-- Material to process --
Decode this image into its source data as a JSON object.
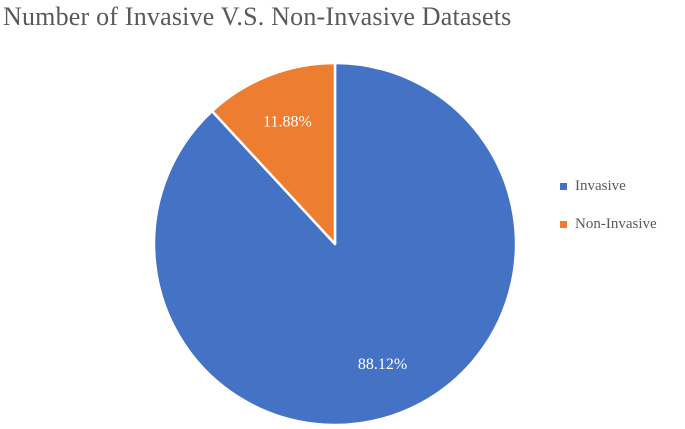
{
  "chart_data": {
    "type": "pie",
    "title": "Number of Invasive V.S. Non-Invasive Datasets",
    "categories": [
      "Invasive",
      "Non-Invasive"
    ],
    "values": [
      88.12,
      11.88
    ],
    "data_labels": [
      "88.12%",
      "11.88%"
    ],
    "colors": [
      "#4472C4",
      "#ED7D31"
    ],
    "legend_position": "right"
  }
}
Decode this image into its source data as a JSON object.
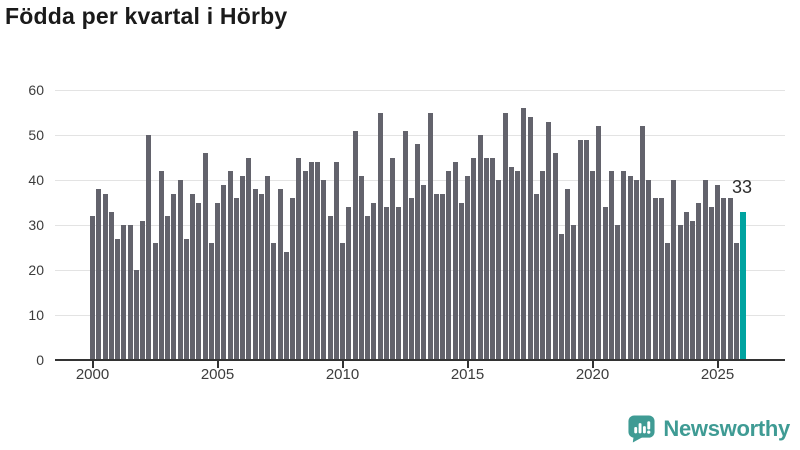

-- Task prompt --
Make a verbatim copy of all the entries and strip out the pictures.

-- Solution for this exercise --
Decode this image into its source data as a JSON object.
{
  "chart_data": {
    "type": "pie",
    "title": "Number of Invasive V.S. Non-Invasive Datasets",
    "categories": [
      "Invasive",
      "Non-Invasive"
    ],
    "values": [
      88.12,
      11.88
    ],
    "data_labels": [
      "88.12%",
      "11.88%"
    ],
    "colors": [
      "#4472C4",
      "#ED7D31"
    ],
    "legend_position": "right"
  }
}
Decode this image into its source data as a JSON object.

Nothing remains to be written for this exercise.